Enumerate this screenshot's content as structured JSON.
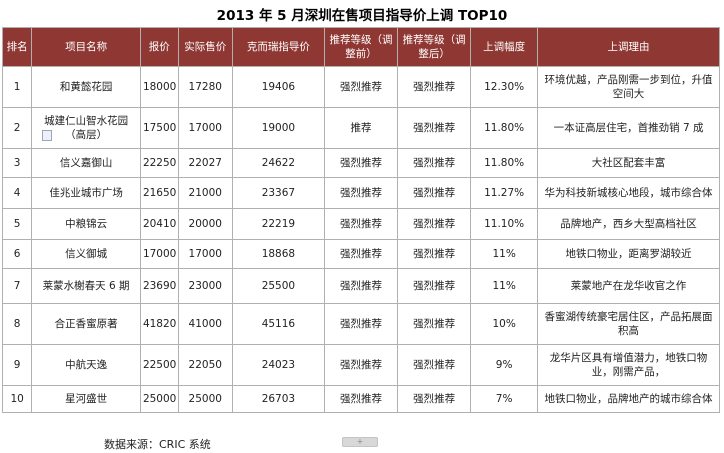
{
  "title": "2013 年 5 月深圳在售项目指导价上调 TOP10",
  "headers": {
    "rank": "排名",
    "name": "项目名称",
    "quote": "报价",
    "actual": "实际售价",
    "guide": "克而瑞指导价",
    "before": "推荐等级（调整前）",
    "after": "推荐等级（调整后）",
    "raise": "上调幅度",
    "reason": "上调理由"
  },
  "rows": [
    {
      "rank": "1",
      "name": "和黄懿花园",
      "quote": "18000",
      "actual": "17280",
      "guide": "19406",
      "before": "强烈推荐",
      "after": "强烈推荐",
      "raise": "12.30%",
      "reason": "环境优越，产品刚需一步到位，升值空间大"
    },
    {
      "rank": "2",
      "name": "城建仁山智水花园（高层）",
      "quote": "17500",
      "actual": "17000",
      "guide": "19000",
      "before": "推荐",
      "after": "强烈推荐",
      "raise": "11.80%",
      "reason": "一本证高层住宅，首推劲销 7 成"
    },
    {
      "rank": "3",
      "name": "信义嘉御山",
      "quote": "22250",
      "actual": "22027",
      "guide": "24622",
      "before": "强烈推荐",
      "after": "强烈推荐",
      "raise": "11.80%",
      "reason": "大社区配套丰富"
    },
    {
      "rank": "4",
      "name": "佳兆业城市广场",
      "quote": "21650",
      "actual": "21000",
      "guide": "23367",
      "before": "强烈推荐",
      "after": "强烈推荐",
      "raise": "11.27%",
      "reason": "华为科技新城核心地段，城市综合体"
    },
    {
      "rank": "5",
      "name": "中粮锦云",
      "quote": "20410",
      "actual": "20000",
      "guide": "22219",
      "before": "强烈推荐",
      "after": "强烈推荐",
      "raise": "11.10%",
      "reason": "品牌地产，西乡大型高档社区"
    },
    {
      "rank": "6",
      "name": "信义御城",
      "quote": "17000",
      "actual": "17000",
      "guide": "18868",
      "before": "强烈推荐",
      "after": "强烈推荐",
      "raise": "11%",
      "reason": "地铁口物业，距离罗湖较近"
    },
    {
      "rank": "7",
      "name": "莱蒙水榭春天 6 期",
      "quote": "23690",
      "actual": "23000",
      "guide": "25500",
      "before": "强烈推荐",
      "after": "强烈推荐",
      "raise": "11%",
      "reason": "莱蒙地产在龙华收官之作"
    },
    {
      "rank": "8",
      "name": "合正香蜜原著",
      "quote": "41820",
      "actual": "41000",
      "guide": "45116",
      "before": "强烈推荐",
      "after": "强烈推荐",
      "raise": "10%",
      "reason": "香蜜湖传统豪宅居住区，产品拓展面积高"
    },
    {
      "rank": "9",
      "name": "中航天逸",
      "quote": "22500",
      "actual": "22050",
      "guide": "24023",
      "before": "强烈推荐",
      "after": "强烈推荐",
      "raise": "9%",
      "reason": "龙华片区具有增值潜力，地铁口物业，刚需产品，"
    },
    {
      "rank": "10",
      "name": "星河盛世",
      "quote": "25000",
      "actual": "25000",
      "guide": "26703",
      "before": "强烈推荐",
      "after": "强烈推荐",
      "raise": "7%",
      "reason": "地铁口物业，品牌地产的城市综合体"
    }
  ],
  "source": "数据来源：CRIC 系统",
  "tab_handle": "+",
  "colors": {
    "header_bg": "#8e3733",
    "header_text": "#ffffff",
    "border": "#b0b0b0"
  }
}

_Required work_
Reproduce each record from above exactly; pictures do not belong in the copy.

_Full answer_
Enumerate this screenshot's content as structured JSON.
{
  "title": "2013 年 5 月深圳在售项目指导价上调 TOP10",
  "headers": {
    "rank": "排名",
    "name": "项目名称",
    "quote": "报价",
    "actual": "实际售价",
    "guide": "克而瑞指导价",
    "before": "推荐等级（调整前）",
    "after": "推荐等级（调整后）",
    "raise": "上调幅度",
    "reason": "上调理由"
  },
  "rows": [
    {
      "rank": "1",
      "name": "和黄懿花园",
      "quote": "18000",
      "actual": "17280",
      "guide": "19406",
      "before": "强烈推荐",
      "after": "强烈推荐",
      "raise": "12.30%",
      "reason": "环境优越，产品刚需一步到位，升值空间大"
    },
    {
      "rank": "2",
      "name": "城建仁山智水花园（高层）",
      "quote": "17500",
      "actual": "17000",
      "guide": "19000",
      "before": "推荐",
      "after": "强烈推荐",
      "raise": "11.80%",
      "reason": "一本证高层住宅，首推劲销 7 成"
    },
    {
      "rank": "3",
      "name": "信义嘉御山",
      "quote": "22250",
      "actual": "22027",
      "guide": "24622",
      "before": "强烈推荐",
      "after": "强烈推荐",
      "raise": "11.80%",
      "reason": "大社区配套丰富"
    },
    {
      "rank": "4",
      "name": "佳兆业城市广场",
      "quote": "21650",
      "actual": "21000",
      "guide": "23367",
      "before": "强烈推荐",
      "after": "强烈推荐",
      "raise": "11.27%",
      "reason": "华为科技新城核心地段，城市综合体"
    },
    {
      "rank": "5",
      "name": "中粮锦云",
      "quote": "20410",
      "actual": "20000",
      "guide": "22219",
      "before": "强烈推荐",
      "after": "强烈推荐",
      "raise": "11.10%",
      "reason": "品牌地产，西乡大型高档社区"
    },
    {
      "rank": "6",
      "name": "信义御城",
      "quote": "17000",
      "actual": "17000",
      "guide": "18868",
      "before": "强烈推荐",
      "after": "强烈推荐",
      "raise": "11%",
      "reason": "地铁口物业，距离罗湖较近"
    },
    {
      "rank": "7",
      "name": "莱蒙水榭春天 6 期",
      "quote": "23690",
      "actual": "23000",
      "guide": "25500",
      "before": "强烈推荐",
      "after": "强烈推荐",
      "raise": "11%",
      "reason": "莱蒙地产在龙华收官之作"
    },
    {
      "rank": "8",
      "name": "合正香蜜原著",
      "quote": "41820",
      "actual": "41000",
      "guide": "45116",
      "before": "强烈推荐",
      "after": "强烈推荐",
      "raise": "10%",
      "reason": "香蜜湖传统豪宅居住区，产品拓展面积高"
    },
    {
      "rank": "9",
      "name": "中航天逸",
      "quote": "22500",
      "actual": "22050",
      "guide": "24023",
      "before": "强烈推荐",
      "after": "强烈推荐",
      "raise": "9%",
      "reason": "龙华片区具有增值潜力，地铁口物业，刚需产品，"
    },
    {
      "rank": "10",
      "name": "星河盛世",
      "quote": "25000",
      "actual": "25000",
      "guide": "26703",
      "before": "强烈推荐",
      "after": "强烈推荐",
      "raise": "7%",
      "reason": "地铁口物业，品牌地产的城市综合体"
    }
  ],
  "source": "数据来源：CRIC 系统",
  "tab_handle": "+",
  "colors": {
    "header_bg": "#8e3733",
    "header_text": "#ffffff",
    "border": "#b0b0b0"
  }
}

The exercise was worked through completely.